◆ **DATA TO USE**

++++

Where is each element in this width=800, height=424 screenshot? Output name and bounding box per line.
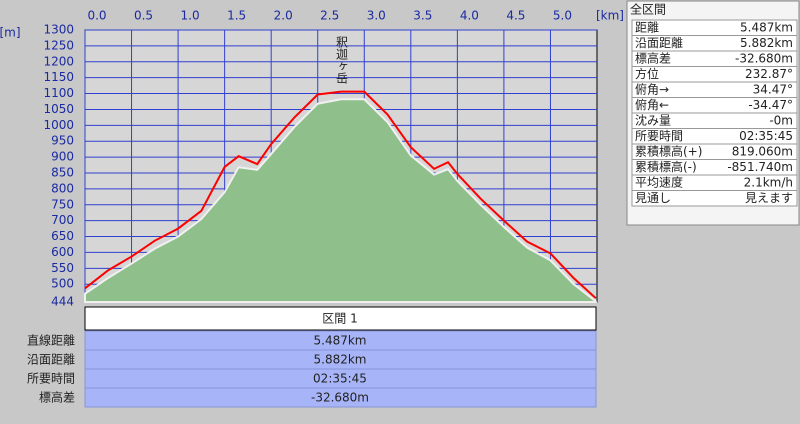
y-tick-label: 444 [51,295,74,309]
summary-label: 俯角← [635,97,669,112]
x-tick-label: 4.0 [460,9,479,23]
section-label: 沿面距離 [27,353,75,367]
plot: 釈迦ヶ岳 [84,36,597,303]
y-unit: [m] [0,26,21,40]
profile-line [84,90,597,299]
section-title: 区間 1 [322,312,357,326]
summary-value: 見えます [745,191,793,205]
x-tick-label: 2.5 [320,9,339,23]
y-tick-label: 650 [51,229,74,243]
section-value: 02:35:45 [313,372,367,386]
summary-label: 累積標高(+) [635,144,702,159]
y-tick-label: 1050 [43,102,74,116]
y-tick-label: 900 [51,150,74,164]
y-tick-label: 750 [51,197,74,211]
y-tick-label: 800 [51,181,74,195]
y-tick-label: 500 [51,277,74,291]
summary-row [631,190,798,207]
summary-value: -32.680m [735,52,793,66]
summary-label: 距離 [635,21,659,35]
summary-value: 2.1km/h [744,176,793,190]
summary-title: 全区間 [630,2,666,17]
section-value: 5.487km [314,334,367,348]
summary-label: 所要時間 [635,129,683,143]
x-tick-label: 3.5 [413,9,432,23]
summary-value: 5.882km [740,36,793,50]
summary-label: 俯角→ [635,82,669,97]
section-value: 5.882km [314,353,367,367]
y-tick-label: 600 [51,245,74,259]
area [84,98,597,303]
x-tick-label: 4.5 [506,9,525,23]
x-tick-label: 5.0 [553,9,572,23]
section-label: 標高差 [39,390,75,405]
section-label: 所要時間 [27,372,75,386]
summary-value: -34.47° [748,98,793,112]
y-tick-label: 1150 [43,70,74,84]
summary-label: 見通し [635,191,671,205]
x-unit: [km] [596,9,624,23]
summary-value: 34.47° [753,83,793,97]
peak-label: 釈迦ヶ岳 [335,36,349,84]
summary-label: 沈み量 [635,113,671,128]
summary-value: 819.060m [732,145,793,159]
y-tick-label: 850 [51,165,74,179]
summary-label: 標高差 [635,51,671,66]
x-tick-label: 0.0 [87,9,106,23]
y-tick-label: 1100 [43,86,74,100]
summary-value: -0m [769,114,793,128]
y-tick-label: 700 [51,213,74,227]
y-tick-label: 550 [51,261,74,275]
section-header [84,306,597,331]
section-label: 直線距離 [27,333,75,348]
summary-value: 232.87° [745,67,793,81]
y-tick-label: 1000 [43,118,74,132]
y-tick-label: 950 [51,134,74,148]
summary-value: -851.740m [727,160,793,174]
section-cell [84,387,597,408]
summary-label: 累積標高(-) [635,159,697,174]
x-tick-label: 0.5 [134,9,153,23]
summary-label: 沿面距離 [635,36,683,50]
x-tick-label: 1.0 [181,9,200,23]
y-tick-label: 1200 [43,54,74,68]
summary-value: 5.487km [740,21,793,35]
summary-label: 平均速度 [635,175,683,190]
section-panel: 区間 1 直線距離 5.487km 沿面距離 5.882km 所要時間 02:35:45 標高… [27,306,597,408]
y-tick-label: 1300 [43,23,74,37]
summary-value: 02:35:45 [739,129,793,143]
summary-label: 方位 [635,66,659,81]
section-value: -32.680m [311,391,369,405]
x-tick-label: 2.0 [274,9,293,23]
x-tick-label: 1.5 [227,9,246,23]
x-tick-label: 3.0 [367,9,386,23]
y-tick-label: 1250 [43,38,74,52]
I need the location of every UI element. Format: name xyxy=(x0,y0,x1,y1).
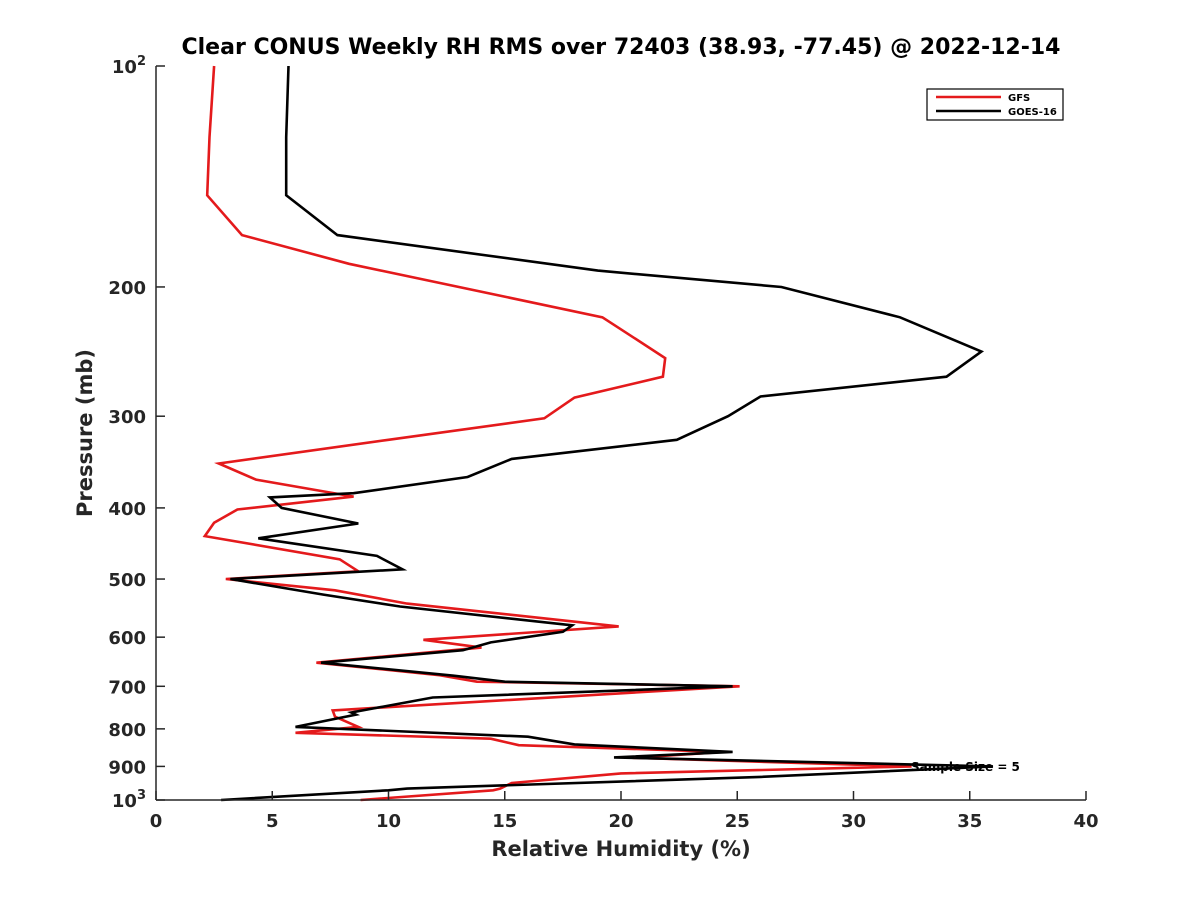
x-tick-label: 25 xyxy=(725,811,750,832)
x-tick-label: 15 xyxy=(492,811,517,832)
plot-area xyxy=(156,66,1086,800)
y-axis-label: Pressure (mb) xyxy=(73,349,97,517)
x-axis-label: Relative Humidity (%) xyxy=(491,837,750,861)
x-tick-label: 10 xyxy=(376,811,401,832)
y-tick-label: 103 xyxy=(112,788,146,812)
x-tick-label: 0 xyxy=(150,811,163,832)
y-tick-label: 800 xyxy=(108,720,146,741)
series-layer xyxy=(202,65,994,802)
x-tick-label: 5 xyxy=(266,811,279,832)
y-tick-label: 600 xyxy=(108,628,146,649)
x-tick-label: 20 xyxy=(608,811,633,832)
y-tick-label: 102 xyxy=(112,54,146,78)
y-tick-label: 500 xyxy=(108,570,146,591)
x-tick-label: 30 xyxy=(841,811,866,832)
legend-label-gfs: GFS xyxy=(1008,93,1030,104)
legend: GFS GOES-16 xyxy=(926,88,1064,121)
y-ticks: 102 200 300 400 500 600 700 800 900 103 xyxy=(108,54,165,812)
x-ticks: 0 5 10 15 20 25 30 35 40 xyxy=(150,791,1099,832)
legend-box xyxy=(926,88,1064,121)
y-tick-label: 900 xyxy=(108,757,146,778)
y-tick-label: 700 xyxy=(108,677,146,698)
y-tick-label: 300 xyxy=(108,407,146,428)
x-tick-label: 35 xyxy=(957,811,982,832)
y-tick-label: 400 xyxy=(108,499,146,520)
y-tick-label: 200 xyxy=(108,278,146,299)
chart-title: Clear CONUS Weekly RH RMS over 72403 (38… xyxy=(182,35,1061,60)
sample-size-annotation: Sample Size = 5 xyxy=(911,760,1020,774)
x-tick-label: 40 xyxy=(1073,811,1098,832)
legend-label-goes-16: GOES-16 xyxy=(1008,107,1057,118)
series-line-goes-16 xyxy=(221,65,994,802)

++++

◆ **REQUEST**
Can you copy every line of the data above verbatim, leaving the pictures out?

◆ **ANSWER BELOW**
Where is each element in this width=800, height=424 screenshot? Output name and bounding box per line.
y-tick-label: 444 [51,295,74,309]
summary-label: 俯角← [635,97,669,112]
x-tick-label: 4.0 [460,9,479,23]
section-label: 沿面距離 [27,353,75,367]
plot: 釈迦ヶ岳 [84,36,597,303]
y-unit: [m] [0,26,21,40]
profile-line [84,90,597,299]
section-title: 区間 1 [322,312,357,326]
summary-value: 見えます [745,191,793,205]
x-tick-label: 2.5 [320,9,339,23]
y-tick-label: 650 [51,229,74,243]
section-value: 02:35:45 [313,372,367,386]
summary-label: 累積標高(+) [635,144,702,159]
y-tick-label: 1050 [43,102,74,116]
y-tick-label: 900 [51,150,74,164]
y-tick-label: 750 [51,197,74,211]
y-tick-label: 800 [51,181,74,195]
y-tick-label: 500 [51,277,74,291]
summary-row [631,190,798,207]
summary-value: -32.680m [735,52,793,66]
summary-label: 距離 [635,21,659,35]
summary-value: 2.1km/h [744,176,793,190]
summary-title: 全区間 [630,2,666,17]
section-value: 5.487km [314,334,367,348]
summary-label: 所要時間 [635,129,683,143]
x-tick-label: 3.5 [413,9,432,23]
summary-value: 5.882km [740,36,793,50]
summary-label: 俯角→ [635,82,669,97]
section-value: 5.882km [314,353,367,367]
y-tick-label: 600 [51,245,74,259]
area [84,98,597,303]
x-tick-label: 4.5 [506,9,525,23]
x-tick-label: 5.0 [553,9,572,23]
section-label: 標高差 [39,390,75,405]
section-label: 所要時間 [27,372,75,386]
summary-value: -34.47° [748,98,793,112]
y-tick-label: 1150 [43,70,74,84]
summary-label: 見通し [635,191,671,205]
x-unit: [km] [596,9,624,23]
summary-value: 34.47° [753,83,793,97]
peak-label: 釈迦ヶ岳 [335,36,349,84]
summary-label: 沈み量 [635,113,671,128]
summary-value: 819.060m [732,145,793,159]
y-tick-label: 850 [51,165,74,179]
summary-label: 標高差 [635,51,671,66]
x-tick-label: 0.0 [87,9,106,23]
y-tick-label: 1100 [43,86,74,100]
summary-value: -0m [769,114,793,128]
y-tick-label: 700 [51,213,74,227]
y-tick-label: 550 [51,261,74,275]
section-header [84,306,597,331]
section-label: 直線距離 [27,333,75,348]
summary-value: 232.87° [745,67,793,81]
y-tick-label: 1000 [43,118,74,132]
y-tick-label: 950 [51,134,74,148]
summary-value: -851.740m [727,160,793,174]
section-cell [84,387,597,408]
summary-label: 累積標高(-) [635,159,697,174]
x-tick-label: 0.5 [134,9,153,23]
summary-label: 沿面距離 [635,36,683,50]
x-tick-label: 1.0 [181,9,200,23]
y-tick-label: 1200 [43,54,74,68]
summary-value: 5.487km [740,21,793,35]
summary-label: 平均速度 [635,175,683,190]
section-panel: 区間 1 直線距離 5.487km 沿面距離 5.882km 所要時間 02:35:45 標高… [27,306,597,408]
y-tick-label: 1300 [43,23,74,37]
summary-value: 02:35:45 [739,129,793,143]
summary-label: 方位 [635,66,659,81]
section-value: -32.680m [311,391,369,405]
x-tick-label: 2.0 [274,9,293,23]
x-tick-label: 1.5 [227,9,246,23]
x-tick-label: 3.0 [367,9,386,23]
y-tick-label: 1250 [43,38,74,52]
I need the location of every UI element. Format: name xyxy=(x0,y0,x1,y1).
x-tick-label: 25 xyxy=(725,811,750,832)
x-tick-label: 15 xyxy=(492,811,517,832)
plot-area xyxy=(156,66,1086,800)
y-axis-label: Pressure (mb) xyxy=(73,349,97,517)
x-axis-label: Relative Humidity (%) xyxy=(491,837,750,861)
x-tick-label: 10 xyxy=(376,811,401,832)
y-tick-label: 103 xyxy=(112,788,146,812)
x-tick-label: 0 xyxy=(150,811,163,832)
y-tick-label: 800 xyxy=(108,720,146,741)
series-layer xyxy=(202,65,994,802)
x-tick-label: 5 xyxy=(266,811,279,832)
y-tick-label: 600 xyxy=(108,628,146,649)
x-tick-label: 20 xyxy=(608,811,633,832)
y-tick-label: 102 xyxy=(112,54,146,78)
y-tick-label: 500 xyxy=(108,570,146,591)
x-tick-label: 30 xyxy=(841,811,866,832)
legend-label-gfs: GFS xyxy=(1008,93,1030,104)
legend: GFS GOES-16 xyxy=(926,88,1064,121)
y-ticks: 102 200 300 400 500 600 700 800 900 103 xyxy=(108,54,165,812)
x-ticks: 0 5 10 15 20 25 30 35 40 xyxy=(150,791,1099,832)
legend-box xyxy=(926,88,1064,121)
y-tick-label: 900 xyxy=(108,757,146,778)
y-tick-label: 700 xyxy=(108,677,146,698)
y-tick-label: 300 xyxy=(108,407,146,428)
x-tick-label: 35 xyxy=(957,811,982,832)
y-tick-label: 400 xyxy=(108,499,146,520)
y-tick-label: 200 xyxy=(108,278,146,299)
chart-title: Clear CONUS Weekly RH RMS over 72403 (38… xyxy=(182,35,1061,60)
sample-size-annotation: Sample Size = 5 xyxy=(911,760,1020,774)
x-tick-label: 40 xyxy=(1073,811,1098,832)
legend-label-goes-16: GOES-16 xyxy=(1008,107,1057,118)
series-line-goes-16 xyxy=(221,65,994,802)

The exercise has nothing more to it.